* **WHAT THE TASK REQUIRES**
Make an exact copy of the records, with the pictures left out.

* **AVAILABLE DATA**
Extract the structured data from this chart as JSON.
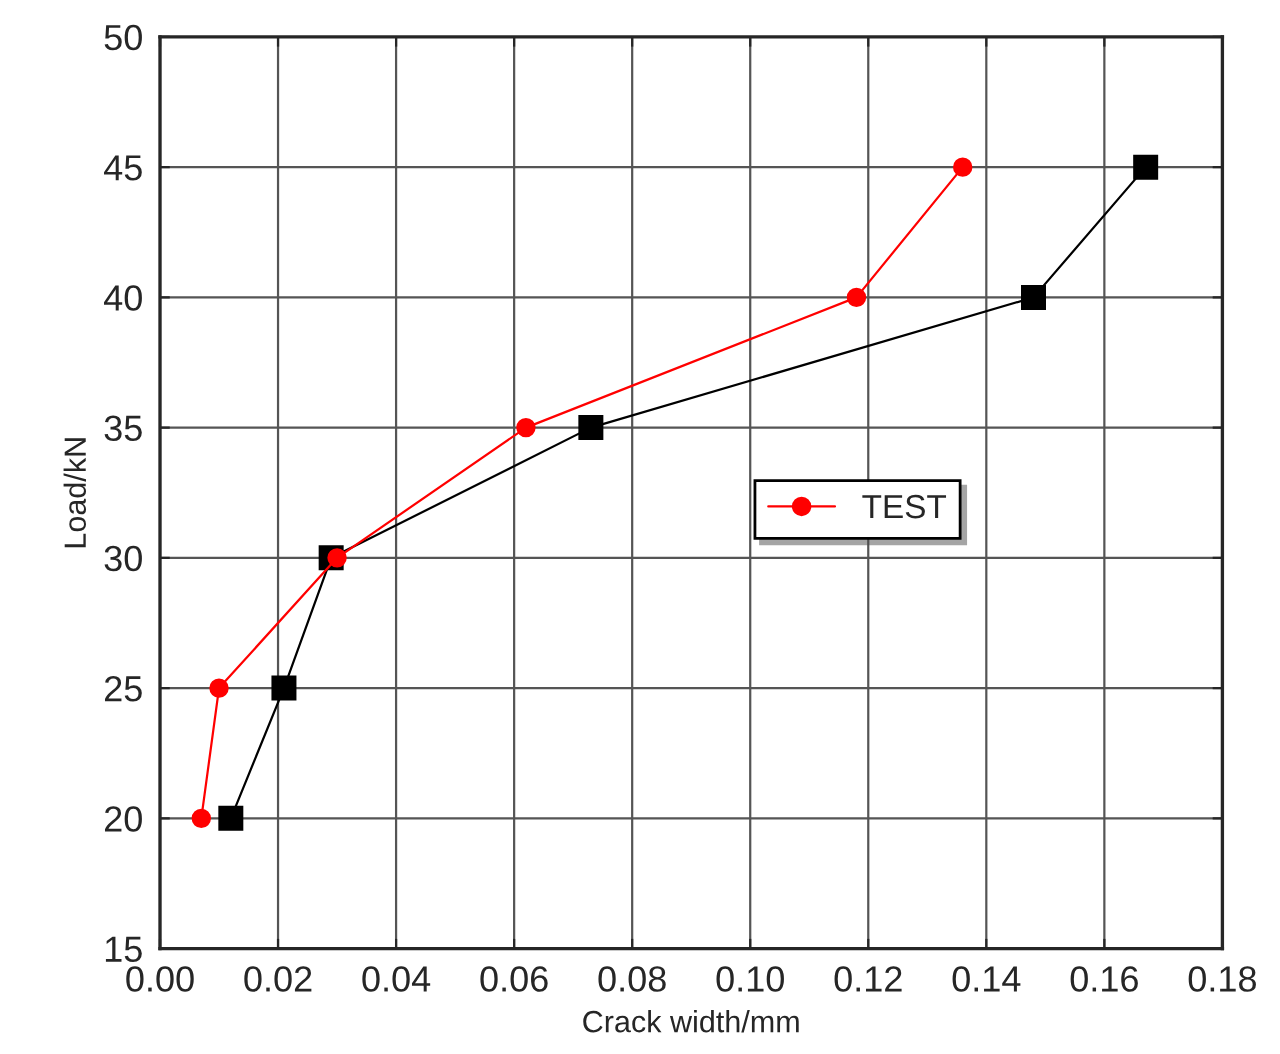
{
  "chart_data": {
    "type": "line",
    "xlabel": "Crack width/mm",
    "ylabel": "Load/kN",
    "series": [
      {
        "color": "#000000",
        "marker": "square",
        "x": [
          0.012,
          0.021,
          0.029,
          0.073,
          0.148,
          0.167
        ],
        "values": [
          20,
          25,
          30,
          35,
          40,
          45
        ]
      },
      {
        "name": "TEST",
        "color": "#ff0000",
        "marker": "circle",
        "x": [
          0.007,
          0.01,
          0.03,
          0.062,
          0.118,
          0.136
        ],
        "values": [
          20,
          25,
          30,
          35,
          40,
          45
        ]
      }
    ],
    "xlim": [
      0.0,
      0.18
    ],
    "xticks": [
      {
        "value": 0,
        "label": "0.00"
      },
      {
        "value": 0.02,
        "label": "0.02"
      },
      {
        "value": 0.04,
        "label": "0.04"
      },
      {
        "value": 0.06,
        "label": "0.06"
      },
      {
        "value": 0.08,
        "label": "0.08"
      },
      {
        "value": 0.1,
        "label": "0.10"
      },
      {
        "value": 0.12,
        "label": "0.12"
      },
      {
        "value": 0.14,
        "label": "0.14"
      },
      {
        "value": 0.16,
        "label": "0.16"
      },
      {
        "value": 0.18,
        "label": "0.18"
      }
    ],
    "ylim": [
      15,
      50
    ],
    "yticks": [
      15,
      20,
      25,
      30,
      35,
      40,
      45,
      50
    ],
    "grid": true,
    "legend": "right",
    "line_style": "solid"
  }
}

* **WRITTEN RESPONSE**
Extract the structured data from this chart as JSON.
{
  "chart_data": {
    "type": "line",
    "xlabel": "Crack width/mm",
    "ylabel": "Load/kN",
    "series": [
      {
        "color": "#000000",
        "marker": "square",
        "x": [
          0.012,
          0.021,
          0.029,
          0.073,
          0.148,
          0.167
        ],
        "values": [
          20,
          25,
          30,
          35,
          40,
          45
        ]
      },
      {
        "name": "TEST",
        "color": "#ff0000",
        "marker": "circle",
        "x": [
          0.007,
          0.01,
          0.03,
          0.062,
          0.118,
          0.136
        ],
        "values": [
          20,
          25,
          30,
          35,
          40,
          45
        ]
      }
    ],
    "xlim": [
      0.0,
      0.18
    ],
    "xticks": [
      {
        "value": 0,
        "label": "0.00"
      },
      {
        "value": 0.02,
        "label": "0.02"
      },
      {
        "value": 0.04,
        "label": "0.04"
      },
      {
        "value": 0.06,
        "label": "0.06"
      },
      {
        "value": 0.08,
        "label": "0.08"
      },
      {
        "value": 0.1,
        "label": "0.10"
      },
      {
        "value": 0.12,
        "label": "0.12"
      },
      {
        "value": 0.14,
        "label": "0.14"
      },
      {
        "value": 0.16,
        "label": "0.16"
      },
      {
        "value": 0.18,
        "label": "0.18"
      }
    ],
    "ylim": [
      15,
      50
    ],
    "yticks": [
      15,
      20,
      25,
      30,
      35,
      40,
      45,
      50
    ],
    "grid": true,
    "legend": "right",
    "line_style": "solid"
  }
}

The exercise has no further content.